**Aim**: From the listing below, extract every line containing "content".

━━━━━ Material provided ━━━━━

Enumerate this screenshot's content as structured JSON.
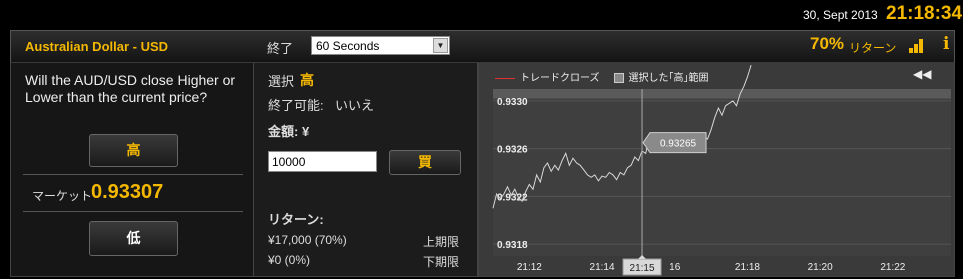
{
  "status": {
    "date": "30, Sept 2013",
    "time": "21:18:34"
  },
  "header": {
    "pair": "Australian Dollar - USD",
    "expiry_label": "終了",
    "expiry_value": "60 Seconds",
    "return_pct": "70%",
    "return_label": "リターン",
    "icons": [
      "bar-chart-icon",
      "info-icon"
    ],
    "accent_color": "#f5b800"
  },
  "left": {
    "question": "Will the AUD/USD close Higher or Lower than the current price?",
    "high_button": "高",
    "market_label": "マーケット",
    "market_value": "0.93307",
    "low_button": "低"
  },
  "mid": {
    "selection_label": "選択",
    "selection_value": "高",
    "can_close_label": "終了可能:",
    "can_close_value": "いいえ",
    "amount_label": "金額: ¥",
    "amount_value": "10000",
    "buy_button": "買",
    "returns_label": "リターン:",
    "upper_value": "¥17,000 (70%)",
    "upper_label": "上期限",
    "lower_value": "¥0 (0%)",
    "lower_label": "下期限"
  },
  "chart_panel": {
    "legend_trade_close": "トレードクローズ",
    "legend_selected_range": "選択した｢高｣範囲",
    "back_icon": "rewind-icon"
  },
  "chart_data": {
    "type": "line",
    "ylim": [
      0.9317,
      0.9331
    ],
    "yticks": [
      "0.9318",
      "0.9322",
      "0.9326",
      "0.9330"
    ],
    "xticks": [
      "21:12",
      "21:14",
      "21:15",
      "16",
      "21:18",
      "21:20",
      "21:22"
    ],
    "xlim_minutes": [
      11,
      23.6
    ],
    "cursor_x_label": "21:15",
    "cursor_x_minutes": 15.1,
    "strike_label": "0.93265",
    "strike_value": 0.93265,
    "colors": {
      "line": "#d8d8d8",
      "cursor": "#aaaaaa",
      "background": "#3a3a3a",
      "grid": "#555555"
    },
    "series": [
      {
        "x": [
          11.0,
          11.1,
          11.2,
          11.3,
          11.4,
          11.5,
          11.6,
          11.7,
          11.8,
          11.9,
          12.0,
          12.1,
          12.2,
          12.3,
          12.4,
          12.5,
          12.6,
          12.7,
          12.8,
          12.9,
          13.0,
          13.1,
          13.2,
          13.3,
          13.4,
          13.5,
          13.6,
          13.7,
          13.8,
          13.9,
          14.0,
          14.1,
          14.2,
          14.3,
          14.4,
          14.5,
          14.6,
          14.7,
          14.8,
          14.9,
          15.0,
          15.1,
          15.2,
          15.3,
          15.4,
          15.5,
          15.6,
          15.7,
          15.8,
          15.9,
          16.0,
          16.1,
          16.2,
          16.3,
          16.4,
          16.5,
          16.6,
          16.7,
          16.8,
          16.9,
          17.0,
          17.1,
          17.2,
          17.3,
          17.4,
          17.5,
          17.6,
          17.7,
          17.8,
          17.9,
          18.0,
          18.1
        ],
        "y": [
          0.9321,
          0.93222,
          0.93218,
          0.93222,
          0.93228,
          0.93221,
          0.93226,
          0.93219,
          0.93216,
          0.93224,
          0.9323,
          0.93226,
          0.93238,
          0.93232,
          0.93244,
          0.93248,
          0.93241,
          0.93246,
          0.93242,
          0.9325,
          0.93256,
          0.93246,
          0.93252,
          0.93248,
          0.93246,
          0.93242,
          0.93238,
          0.93236,
          0.93238,
          0.93233,
          0.93237,
          0.93236,
          0.9324,
          0.93238,
          0.93234,
          0.9324,
          0.93238,
          0.93244,
          0.93246,
          0.93253,
          0.9325,
          0.93258,
          0.93256,
          0.9327,
          0.9327,
          0.9327,
          0.9327,
          0.9327,
          0.9327,
          0.9327,
          0.93266,
          0.93268,
          0.93266,
          0.93267,
          0.93266,
          0.93268,
          0.93266,
          0.93266,
          0.9327,
          0.93268,
          0.93276,
          0.93286,
          0.93294,
          0.93288,
          0.93296,
          0.93298,
          0.933,
          0.93296,
          0.93306,
          0.93312,
          0.9332,
          0.9333
        ]
      }
    ]
  }
}
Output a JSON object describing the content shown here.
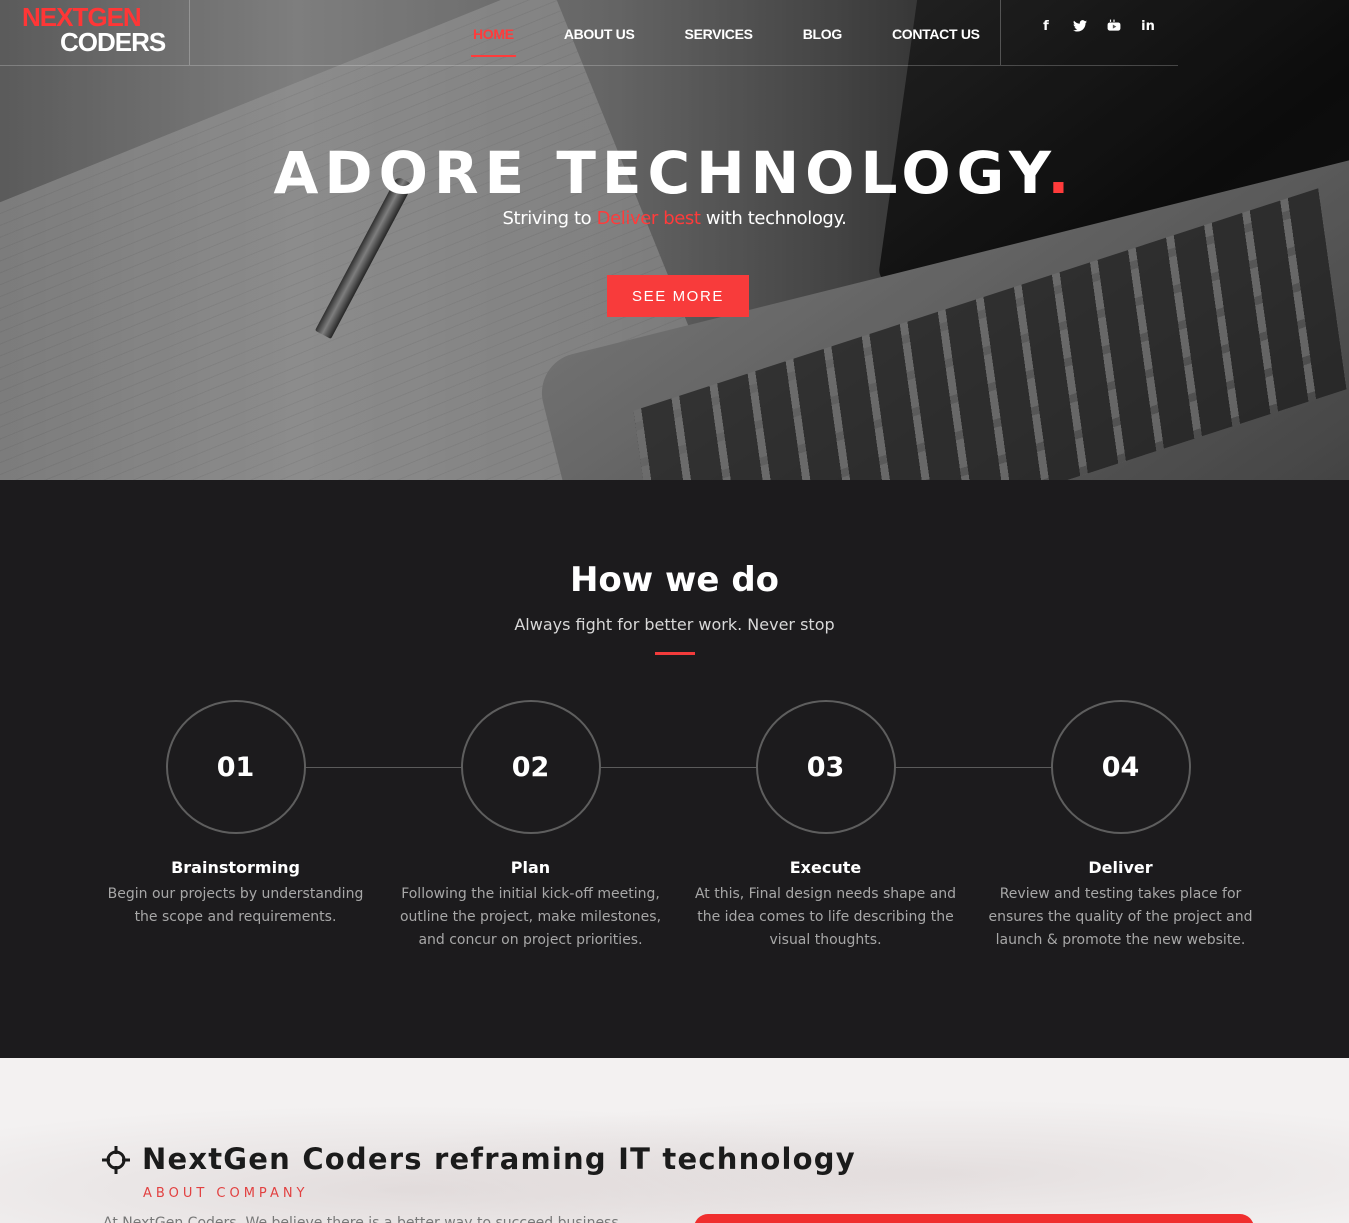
{
  "brand": {
    "line1": "NEXTGEN",
    "line2": "CODERS"
  },
  "nav": {
    "items": [
      {
        "label": "HOME",
        "active": true
      },
      {
        "label": "ABOUT US",
        "active": false
      },
      {
        "label": "SERVICES",
        "active": false
      },
      {
        "label": "BLOG",
        "active": false
      },
      {
        "label": "CONTACT US",
        "active": false
      }
    ],
    "social": [
      {
        "icon": "facebook-icon",
        "glyph": "f"
      },
      {
        "icon": "twitter-icon",
        "glyph": "🐦"
      },
      {
        "icon": "youtube-icon",
        "glyph": "▶"
      },
      {
        "icon": "linkedin-icon",
        "glyph": "in"
      }
    ]
  },
  "hero": {
    "title": "ADORE TECHNOLOGY",
    "title_dot": ".",
    "sub_prefix": "Striving to ",
    "sub_highlight": "Deliver best",
    "sub_suffix": " with technology.",
    "button": "SEE MORE"
  },
  "how": {
    "title": "How we do",
    "subtitle": "Always fight for better work. Never stop",
    "steps": [
      {
        "num": "01",
        "title": "Brainstorming",
        "text": "Begin our projects by understanding the scope and requirements."
      },
      {
        "num": "02",
        "title": "Plan",
        "text": "Following the initial kick-off meeting, outline the project, make milestones, and concur on project priorities."
      },
      {
        "num": "03",
        "title": "Execute",
        "text": "At this, Final design needs shape and the idea comes to life describing the visual thoughts."
      },
      {
        "num": "04",
        "title": "Deliver",
        "text": "Review and testing takes place for ensures the quality of the project and launch & promote the new website."
      }
    ]
  },
  "about": {
    "title": "NextGen Coders reframing IT technology",
    "kicker": "ABOUT COMPANY",
    "text": "At NextGen Coders, We believe there is a better way to succeed business"
  },
  "colors": {
    "accent": "#f83b3b",
    "dark": "#1c1b1d"
  }
}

━━━━━

**Answer to this task**:
Enumerate this screenshot's content as structured JSON.
Output a JSON object describing the content shown here.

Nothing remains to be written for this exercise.